Figure data in JSON:

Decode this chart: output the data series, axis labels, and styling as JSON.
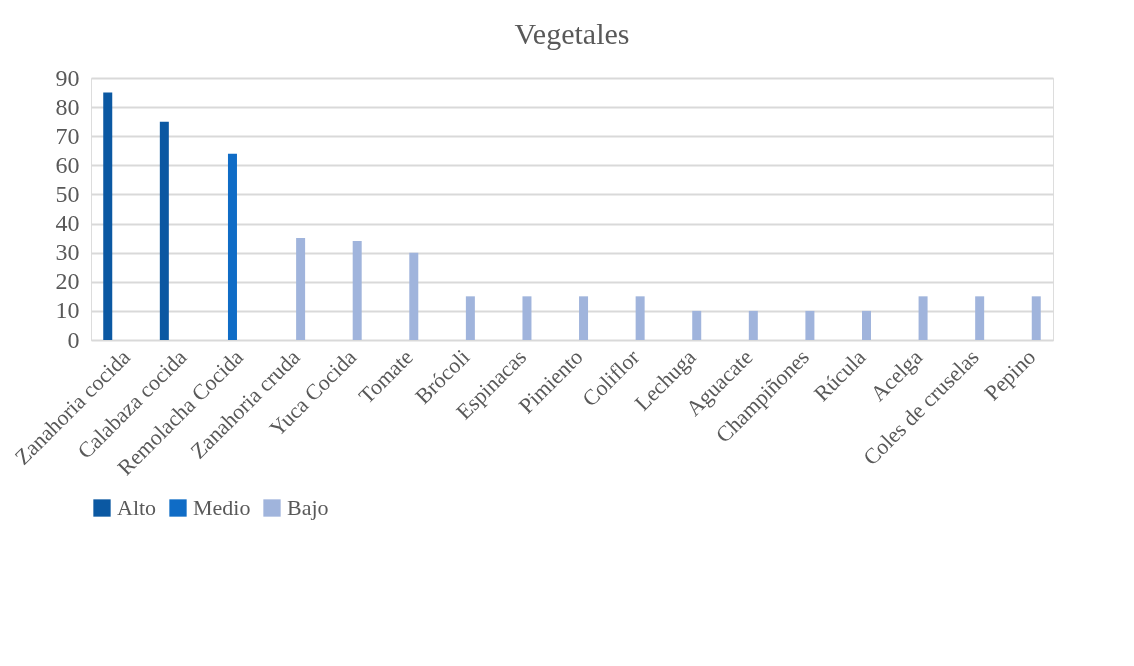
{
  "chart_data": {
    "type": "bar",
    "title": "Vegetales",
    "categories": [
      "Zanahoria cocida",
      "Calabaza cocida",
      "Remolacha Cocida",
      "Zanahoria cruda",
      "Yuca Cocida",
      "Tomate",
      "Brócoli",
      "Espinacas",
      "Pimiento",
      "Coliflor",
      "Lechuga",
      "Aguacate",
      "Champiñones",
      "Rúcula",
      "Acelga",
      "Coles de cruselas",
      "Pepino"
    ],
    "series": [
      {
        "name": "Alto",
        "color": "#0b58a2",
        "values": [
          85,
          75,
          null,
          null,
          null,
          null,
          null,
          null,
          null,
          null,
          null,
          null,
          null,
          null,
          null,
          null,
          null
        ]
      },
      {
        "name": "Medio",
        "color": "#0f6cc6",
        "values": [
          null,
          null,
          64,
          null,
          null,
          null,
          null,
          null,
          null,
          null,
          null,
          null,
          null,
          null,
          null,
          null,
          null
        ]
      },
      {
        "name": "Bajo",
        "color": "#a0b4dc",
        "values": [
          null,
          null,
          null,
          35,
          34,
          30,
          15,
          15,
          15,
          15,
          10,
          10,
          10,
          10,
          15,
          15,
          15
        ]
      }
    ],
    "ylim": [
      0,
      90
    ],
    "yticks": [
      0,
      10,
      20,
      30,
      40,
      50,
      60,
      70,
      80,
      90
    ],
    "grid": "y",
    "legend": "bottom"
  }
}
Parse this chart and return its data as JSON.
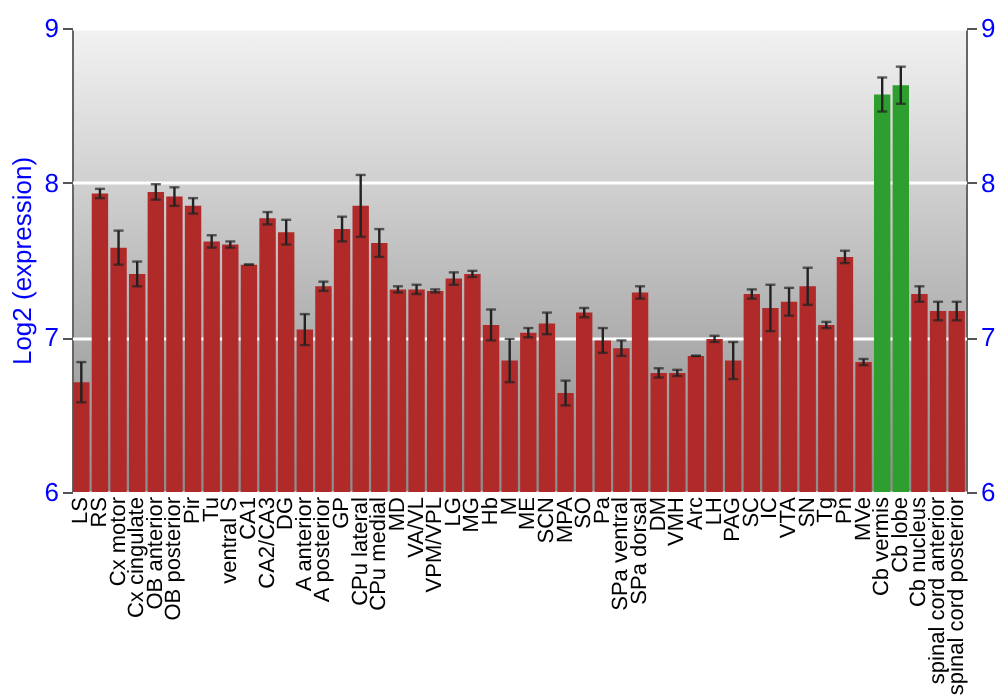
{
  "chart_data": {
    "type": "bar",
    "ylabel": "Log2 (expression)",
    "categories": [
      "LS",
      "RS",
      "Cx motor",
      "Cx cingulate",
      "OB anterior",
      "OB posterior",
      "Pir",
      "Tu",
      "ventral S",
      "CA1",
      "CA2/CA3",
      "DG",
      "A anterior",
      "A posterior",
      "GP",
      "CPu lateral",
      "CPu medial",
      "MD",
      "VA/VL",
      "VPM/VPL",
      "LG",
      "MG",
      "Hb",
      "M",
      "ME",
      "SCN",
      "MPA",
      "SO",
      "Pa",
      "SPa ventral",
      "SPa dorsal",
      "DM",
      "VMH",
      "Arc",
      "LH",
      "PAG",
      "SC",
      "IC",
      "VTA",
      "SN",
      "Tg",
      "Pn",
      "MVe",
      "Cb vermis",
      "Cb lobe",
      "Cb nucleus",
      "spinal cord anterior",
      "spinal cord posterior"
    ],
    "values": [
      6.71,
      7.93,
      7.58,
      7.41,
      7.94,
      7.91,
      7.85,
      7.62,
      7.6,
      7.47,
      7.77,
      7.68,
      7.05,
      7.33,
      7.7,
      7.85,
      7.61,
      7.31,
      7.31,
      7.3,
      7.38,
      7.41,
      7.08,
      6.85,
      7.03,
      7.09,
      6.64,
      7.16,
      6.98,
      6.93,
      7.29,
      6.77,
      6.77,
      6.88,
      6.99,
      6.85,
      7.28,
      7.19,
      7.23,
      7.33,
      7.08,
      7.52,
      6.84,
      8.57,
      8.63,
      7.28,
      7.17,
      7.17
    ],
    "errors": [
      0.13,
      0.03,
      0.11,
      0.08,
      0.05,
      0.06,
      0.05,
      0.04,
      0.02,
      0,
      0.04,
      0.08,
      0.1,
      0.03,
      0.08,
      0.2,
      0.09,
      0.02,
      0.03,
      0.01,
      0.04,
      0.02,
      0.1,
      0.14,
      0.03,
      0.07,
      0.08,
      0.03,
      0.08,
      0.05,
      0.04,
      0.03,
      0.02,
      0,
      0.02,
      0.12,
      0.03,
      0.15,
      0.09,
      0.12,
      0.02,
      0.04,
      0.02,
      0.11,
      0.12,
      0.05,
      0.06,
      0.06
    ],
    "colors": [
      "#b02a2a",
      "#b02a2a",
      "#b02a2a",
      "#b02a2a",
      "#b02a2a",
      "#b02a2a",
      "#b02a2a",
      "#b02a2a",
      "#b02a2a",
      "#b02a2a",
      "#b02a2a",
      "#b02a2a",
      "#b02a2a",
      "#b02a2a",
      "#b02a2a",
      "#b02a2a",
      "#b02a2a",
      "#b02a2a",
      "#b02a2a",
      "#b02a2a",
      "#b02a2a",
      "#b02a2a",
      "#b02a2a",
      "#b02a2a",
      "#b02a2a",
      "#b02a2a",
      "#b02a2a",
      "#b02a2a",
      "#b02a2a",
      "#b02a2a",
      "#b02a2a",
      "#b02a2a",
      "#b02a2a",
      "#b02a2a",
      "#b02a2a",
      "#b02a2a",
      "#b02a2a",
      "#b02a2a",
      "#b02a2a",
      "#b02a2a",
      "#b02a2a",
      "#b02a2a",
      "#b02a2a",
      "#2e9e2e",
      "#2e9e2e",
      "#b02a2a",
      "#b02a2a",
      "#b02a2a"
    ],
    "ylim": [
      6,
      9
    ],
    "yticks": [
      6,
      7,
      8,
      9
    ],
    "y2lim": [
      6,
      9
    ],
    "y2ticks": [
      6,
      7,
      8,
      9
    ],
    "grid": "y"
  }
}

---

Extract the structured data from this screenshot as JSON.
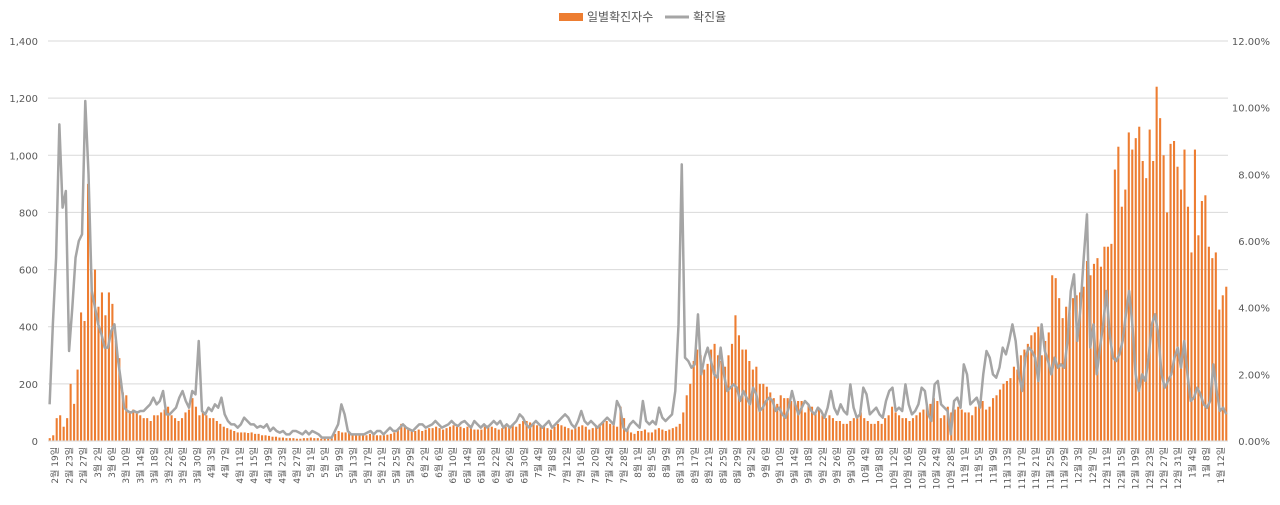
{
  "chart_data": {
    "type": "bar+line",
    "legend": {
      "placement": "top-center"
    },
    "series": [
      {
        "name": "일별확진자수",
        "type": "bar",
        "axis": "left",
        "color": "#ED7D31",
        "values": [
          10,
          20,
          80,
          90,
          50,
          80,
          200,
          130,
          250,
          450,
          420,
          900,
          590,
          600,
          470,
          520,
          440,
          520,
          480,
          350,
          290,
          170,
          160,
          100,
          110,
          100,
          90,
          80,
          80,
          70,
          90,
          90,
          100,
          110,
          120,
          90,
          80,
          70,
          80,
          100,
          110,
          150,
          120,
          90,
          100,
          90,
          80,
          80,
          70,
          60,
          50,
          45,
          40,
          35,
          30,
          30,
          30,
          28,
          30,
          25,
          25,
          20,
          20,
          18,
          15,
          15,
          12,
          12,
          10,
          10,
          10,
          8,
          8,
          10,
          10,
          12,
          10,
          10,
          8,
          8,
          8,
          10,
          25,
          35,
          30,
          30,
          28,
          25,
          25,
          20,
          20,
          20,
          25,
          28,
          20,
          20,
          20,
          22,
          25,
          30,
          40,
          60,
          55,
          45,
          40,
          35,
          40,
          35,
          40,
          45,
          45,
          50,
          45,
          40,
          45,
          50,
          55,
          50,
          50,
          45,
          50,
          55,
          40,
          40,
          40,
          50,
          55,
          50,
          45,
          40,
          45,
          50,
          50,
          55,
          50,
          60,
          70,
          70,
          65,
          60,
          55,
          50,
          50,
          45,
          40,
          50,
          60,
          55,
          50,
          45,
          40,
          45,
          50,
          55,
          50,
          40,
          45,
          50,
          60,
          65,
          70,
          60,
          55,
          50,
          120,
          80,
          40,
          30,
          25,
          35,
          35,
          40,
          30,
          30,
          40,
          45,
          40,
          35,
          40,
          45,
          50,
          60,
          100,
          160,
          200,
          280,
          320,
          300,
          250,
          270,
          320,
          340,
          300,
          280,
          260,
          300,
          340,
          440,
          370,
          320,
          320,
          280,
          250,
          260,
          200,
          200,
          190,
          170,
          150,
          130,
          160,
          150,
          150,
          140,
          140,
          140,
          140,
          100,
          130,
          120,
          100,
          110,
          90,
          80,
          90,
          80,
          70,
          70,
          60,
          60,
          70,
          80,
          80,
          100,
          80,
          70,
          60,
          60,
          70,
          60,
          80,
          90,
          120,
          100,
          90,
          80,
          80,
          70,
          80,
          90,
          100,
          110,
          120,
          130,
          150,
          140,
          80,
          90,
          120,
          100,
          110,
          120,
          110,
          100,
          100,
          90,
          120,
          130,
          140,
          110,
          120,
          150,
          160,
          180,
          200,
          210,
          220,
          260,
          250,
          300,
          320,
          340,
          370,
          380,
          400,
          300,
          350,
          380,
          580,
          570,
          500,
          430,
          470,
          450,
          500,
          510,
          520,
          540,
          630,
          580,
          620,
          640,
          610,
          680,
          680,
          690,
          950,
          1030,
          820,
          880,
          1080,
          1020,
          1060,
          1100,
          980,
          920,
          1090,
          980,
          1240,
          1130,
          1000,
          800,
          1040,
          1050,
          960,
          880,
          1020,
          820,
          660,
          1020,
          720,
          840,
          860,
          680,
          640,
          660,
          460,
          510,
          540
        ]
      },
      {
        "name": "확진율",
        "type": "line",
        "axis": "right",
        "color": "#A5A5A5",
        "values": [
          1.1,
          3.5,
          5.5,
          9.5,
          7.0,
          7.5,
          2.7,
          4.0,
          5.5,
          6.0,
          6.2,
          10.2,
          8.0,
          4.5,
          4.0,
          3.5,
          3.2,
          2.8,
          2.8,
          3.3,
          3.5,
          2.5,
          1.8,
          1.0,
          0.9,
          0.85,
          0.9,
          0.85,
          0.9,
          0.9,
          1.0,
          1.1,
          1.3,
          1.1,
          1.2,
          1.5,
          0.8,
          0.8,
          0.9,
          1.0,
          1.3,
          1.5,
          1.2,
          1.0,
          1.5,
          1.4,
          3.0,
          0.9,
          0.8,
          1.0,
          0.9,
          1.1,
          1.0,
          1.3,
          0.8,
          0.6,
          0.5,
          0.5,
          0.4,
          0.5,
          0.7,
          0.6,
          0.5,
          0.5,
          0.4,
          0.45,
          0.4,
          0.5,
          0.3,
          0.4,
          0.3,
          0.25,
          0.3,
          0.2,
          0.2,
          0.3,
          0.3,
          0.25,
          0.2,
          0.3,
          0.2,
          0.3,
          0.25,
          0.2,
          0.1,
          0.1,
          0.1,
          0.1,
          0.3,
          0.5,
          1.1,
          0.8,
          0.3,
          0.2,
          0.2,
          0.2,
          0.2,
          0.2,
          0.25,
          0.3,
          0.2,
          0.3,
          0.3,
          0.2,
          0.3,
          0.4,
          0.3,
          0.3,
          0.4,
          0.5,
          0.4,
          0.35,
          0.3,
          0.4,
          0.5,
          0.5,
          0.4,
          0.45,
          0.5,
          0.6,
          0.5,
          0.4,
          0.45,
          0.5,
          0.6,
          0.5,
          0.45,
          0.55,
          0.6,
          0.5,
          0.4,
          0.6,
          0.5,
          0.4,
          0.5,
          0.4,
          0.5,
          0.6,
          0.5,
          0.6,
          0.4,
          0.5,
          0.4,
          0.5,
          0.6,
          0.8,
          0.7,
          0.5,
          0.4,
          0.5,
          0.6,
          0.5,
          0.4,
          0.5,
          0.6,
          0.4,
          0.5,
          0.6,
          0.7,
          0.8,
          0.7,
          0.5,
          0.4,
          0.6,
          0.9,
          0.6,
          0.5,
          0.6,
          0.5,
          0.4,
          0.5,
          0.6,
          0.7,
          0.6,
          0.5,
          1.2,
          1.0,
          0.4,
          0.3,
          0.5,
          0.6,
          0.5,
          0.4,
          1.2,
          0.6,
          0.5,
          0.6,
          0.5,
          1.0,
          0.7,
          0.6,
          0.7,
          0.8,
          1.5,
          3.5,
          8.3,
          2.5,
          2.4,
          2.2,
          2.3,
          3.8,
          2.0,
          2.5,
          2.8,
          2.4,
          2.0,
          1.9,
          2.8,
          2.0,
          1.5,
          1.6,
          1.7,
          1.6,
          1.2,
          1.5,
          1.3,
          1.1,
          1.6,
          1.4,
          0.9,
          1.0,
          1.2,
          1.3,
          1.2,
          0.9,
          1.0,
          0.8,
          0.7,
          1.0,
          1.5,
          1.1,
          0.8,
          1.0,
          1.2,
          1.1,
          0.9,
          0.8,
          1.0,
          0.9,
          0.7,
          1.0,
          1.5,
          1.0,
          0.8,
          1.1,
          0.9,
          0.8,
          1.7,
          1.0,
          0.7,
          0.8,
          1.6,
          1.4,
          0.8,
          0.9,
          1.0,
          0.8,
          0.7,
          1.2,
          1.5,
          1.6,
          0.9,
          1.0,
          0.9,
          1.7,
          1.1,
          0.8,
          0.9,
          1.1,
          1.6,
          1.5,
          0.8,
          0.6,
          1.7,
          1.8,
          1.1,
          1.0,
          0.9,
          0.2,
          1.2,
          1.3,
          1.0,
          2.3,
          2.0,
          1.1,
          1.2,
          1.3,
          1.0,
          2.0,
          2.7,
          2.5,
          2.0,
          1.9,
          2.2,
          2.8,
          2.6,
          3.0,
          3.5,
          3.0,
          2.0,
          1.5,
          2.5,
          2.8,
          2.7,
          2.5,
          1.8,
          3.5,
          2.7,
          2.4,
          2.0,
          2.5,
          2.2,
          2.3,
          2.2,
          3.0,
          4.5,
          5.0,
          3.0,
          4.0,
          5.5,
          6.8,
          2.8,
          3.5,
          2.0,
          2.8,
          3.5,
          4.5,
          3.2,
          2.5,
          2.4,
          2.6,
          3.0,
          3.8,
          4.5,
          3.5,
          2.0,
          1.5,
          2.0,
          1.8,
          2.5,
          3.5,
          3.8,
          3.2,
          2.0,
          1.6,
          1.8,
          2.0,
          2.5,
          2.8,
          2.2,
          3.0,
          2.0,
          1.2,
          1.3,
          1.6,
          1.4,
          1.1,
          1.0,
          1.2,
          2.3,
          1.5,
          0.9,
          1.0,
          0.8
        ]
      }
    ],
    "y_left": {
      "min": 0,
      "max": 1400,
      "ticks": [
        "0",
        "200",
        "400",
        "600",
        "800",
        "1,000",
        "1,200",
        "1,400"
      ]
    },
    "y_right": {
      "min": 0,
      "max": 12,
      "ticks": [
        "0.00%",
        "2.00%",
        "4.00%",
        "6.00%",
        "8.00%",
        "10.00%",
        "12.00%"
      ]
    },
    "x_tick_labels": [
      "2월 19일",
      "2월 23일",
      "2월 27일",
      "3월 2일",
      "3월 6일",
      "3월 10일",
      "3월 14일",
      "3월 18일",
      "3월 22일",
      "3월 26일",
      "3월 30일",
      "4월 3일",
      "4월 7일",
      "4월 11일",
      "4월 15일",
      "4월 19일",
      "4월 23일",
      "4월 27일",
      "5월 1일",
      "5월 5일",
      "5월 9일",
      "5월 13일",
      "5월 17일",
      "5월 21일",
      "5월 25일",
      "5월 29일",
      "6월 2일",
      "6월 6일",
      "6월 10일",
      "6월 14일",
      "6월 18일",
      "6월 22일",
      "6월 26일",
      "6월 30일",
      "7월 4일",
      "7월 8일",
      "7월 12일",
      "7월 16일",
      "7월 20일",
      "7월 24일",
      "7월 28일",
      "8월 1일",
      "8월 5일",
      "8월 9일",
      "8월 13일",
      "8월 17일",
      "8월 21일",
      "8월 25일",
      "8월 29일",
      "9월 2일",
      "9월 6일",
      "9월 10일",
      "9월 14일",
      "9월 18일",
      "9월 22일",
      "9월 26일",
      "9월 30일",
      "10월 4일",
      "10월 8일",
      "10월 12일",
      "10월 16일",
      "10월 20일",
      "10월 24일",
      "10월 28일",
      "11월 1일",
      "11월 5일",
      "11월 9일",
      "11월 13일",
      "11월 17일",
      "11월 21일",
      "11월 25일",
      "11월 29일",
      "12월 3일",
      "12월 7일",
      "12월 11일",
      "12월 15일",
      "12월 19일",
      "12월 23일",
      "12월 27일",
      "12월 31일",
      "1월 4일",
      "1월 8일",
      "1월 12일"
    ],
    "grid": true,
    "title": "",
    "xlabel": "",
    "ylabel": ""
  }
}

→ EXERCISE:
Display every line of the listing that contains the string "type".

→ RIGHT ANSWER:
    "type": "bar",
    "type": "bar",
    "type": "bar+line",
        "type": "bar",
        "type": "line",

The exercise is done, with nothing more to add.